Stored data:
* begin *

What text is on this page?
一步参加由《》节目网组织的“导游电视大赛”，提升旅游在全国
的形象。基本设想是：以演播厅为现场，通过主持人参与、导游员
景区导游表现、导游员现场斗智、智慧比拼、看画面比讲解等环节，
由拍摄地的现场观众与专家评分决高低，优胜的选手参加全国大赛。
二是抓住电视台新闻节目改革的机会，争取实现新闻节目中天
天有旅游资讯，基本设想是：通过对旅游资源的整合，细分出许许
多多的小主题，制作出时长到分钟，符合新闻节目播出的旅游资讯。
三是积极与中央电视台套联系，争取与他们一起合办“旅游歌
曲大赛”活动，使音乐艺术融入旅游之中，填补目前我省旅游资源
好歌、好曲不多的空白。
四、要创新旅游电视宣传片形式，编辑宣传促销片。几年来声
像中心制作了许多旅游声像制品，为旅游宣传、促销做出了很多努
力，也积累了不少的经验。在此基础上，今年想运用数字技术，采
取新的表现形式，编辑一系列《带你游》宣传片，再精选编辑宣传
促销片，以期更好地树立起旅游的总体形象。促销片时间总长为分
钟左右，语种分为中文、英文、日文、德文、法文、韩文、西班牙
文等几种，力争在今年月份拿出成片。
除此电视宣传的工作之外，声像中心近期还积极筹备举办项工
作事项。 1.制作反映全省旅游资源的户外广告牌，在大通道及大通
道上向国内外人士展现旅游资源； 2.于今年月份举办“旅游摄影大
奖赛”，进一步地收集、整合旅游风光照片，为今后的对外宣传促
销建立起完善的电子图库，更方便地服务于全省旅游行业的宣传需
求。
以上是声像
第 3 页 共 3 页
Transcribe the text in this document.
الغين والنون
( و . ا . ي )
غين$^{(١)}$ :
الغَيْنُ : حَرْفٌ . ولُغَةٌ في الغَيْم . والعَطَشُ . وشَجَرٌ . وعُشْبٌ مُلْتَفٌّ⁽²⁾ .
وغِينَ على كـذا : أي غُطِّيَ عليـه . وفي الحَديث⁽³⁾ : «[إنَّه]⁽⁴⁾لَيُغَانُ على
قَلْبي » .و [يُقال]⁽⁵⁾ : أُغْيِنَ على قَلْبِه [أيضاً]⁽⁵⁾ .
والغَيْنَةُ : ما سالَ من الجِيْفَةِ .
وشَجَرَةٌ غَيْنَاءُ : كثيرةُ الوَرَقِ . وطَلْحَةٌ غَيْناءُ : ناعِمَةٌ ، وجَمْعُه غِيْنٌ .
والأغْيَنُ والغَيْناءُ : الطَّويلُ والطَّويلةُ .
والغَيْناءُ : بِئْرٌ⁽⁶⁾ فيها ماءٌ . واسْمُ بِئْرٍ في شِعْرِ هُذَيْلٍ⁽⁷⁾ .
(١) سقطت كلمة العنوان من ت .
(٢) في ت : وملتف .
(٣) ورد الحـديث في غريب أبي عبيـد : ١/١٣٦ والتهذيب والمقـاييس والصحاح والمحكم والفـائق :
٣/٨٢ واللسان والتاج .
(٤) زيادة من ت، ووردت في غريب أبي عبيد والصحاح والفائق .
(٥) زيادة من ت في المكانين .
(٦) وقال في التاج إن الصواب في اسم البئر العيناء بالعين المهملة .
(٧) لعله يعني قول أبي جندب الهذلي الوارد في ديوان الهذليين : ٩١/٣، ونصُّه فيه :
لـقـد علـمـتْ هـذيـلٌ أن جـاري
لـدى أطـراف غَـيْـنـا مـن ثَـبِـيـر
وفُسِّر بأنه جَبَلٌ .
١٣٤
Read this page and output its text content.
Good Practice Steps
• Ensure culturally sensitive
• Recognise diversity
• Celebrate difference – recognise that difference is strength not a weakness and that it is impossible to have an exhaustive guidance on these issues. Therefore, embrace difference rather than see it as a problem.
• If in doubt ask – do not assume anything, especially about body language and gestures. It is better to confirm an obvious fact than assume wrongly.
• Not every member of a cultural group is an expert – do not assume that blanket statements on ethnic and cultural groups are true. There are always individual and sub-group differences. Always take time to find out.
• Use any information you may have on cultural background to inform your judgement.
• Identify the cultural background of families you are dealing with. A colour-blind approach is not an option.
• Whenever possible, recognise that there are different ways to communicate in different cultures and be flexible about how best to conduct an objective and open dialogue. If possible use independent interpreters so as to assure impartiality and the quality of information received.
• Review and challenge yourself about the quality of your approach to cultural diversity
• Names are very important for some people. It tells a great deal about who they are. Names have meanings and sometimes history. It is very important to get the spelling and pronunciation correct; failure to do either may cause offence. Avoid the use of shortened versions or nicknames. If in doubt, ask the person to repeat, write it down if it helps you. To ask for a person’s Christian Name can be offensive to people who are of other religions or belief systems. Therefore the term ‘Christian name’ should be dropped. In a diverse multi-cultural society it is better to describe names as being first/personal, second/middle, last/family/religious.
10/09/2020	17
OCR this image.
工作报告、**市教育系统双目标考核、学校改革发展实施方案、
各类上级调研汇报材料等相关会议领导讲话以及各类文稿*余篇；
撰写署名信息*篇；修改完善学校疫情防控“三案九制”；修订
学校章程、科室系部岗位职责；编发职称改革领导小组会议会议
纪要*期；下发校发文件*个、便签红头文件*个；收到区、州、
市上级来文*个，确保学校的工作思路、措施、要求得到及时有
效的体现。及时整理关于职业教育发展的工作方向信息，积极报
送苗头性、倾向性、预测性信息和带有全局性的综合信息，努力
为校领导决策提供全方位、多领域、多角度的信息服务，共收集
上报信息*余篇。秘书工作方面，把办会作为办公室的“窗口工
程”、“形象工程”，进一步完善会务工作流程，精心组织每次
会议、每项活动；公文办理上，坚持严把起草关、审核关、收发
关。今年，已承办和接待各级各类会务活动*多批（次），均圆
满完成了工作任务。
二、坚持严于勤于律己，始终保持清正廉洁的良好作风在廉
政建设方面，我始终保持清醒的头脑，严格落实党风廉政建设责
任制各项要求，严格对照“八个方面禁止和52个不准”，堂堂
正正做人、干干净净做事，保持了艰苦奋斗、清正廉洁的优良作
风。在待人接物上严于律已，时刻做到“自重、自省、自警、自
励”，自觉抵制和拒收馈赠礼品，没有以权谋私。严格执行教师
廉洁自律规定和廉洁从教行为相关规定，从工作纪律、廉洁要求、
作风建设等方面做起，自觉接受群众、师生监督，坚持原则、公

* end *

* [Exercise requirements]
Search the data for the word "والصحاح" and copy each line where it appears.

* [Exercise result]
(٣) ورد الحـديث في غريب أبي عبيـد : ١/١٣٦ والتهذيب والمقـاييس والصحاح والمحكم والفـائق :
(٤) زيادة من ت، ووردت في غريب أبي عبيد والصحاح والفائق .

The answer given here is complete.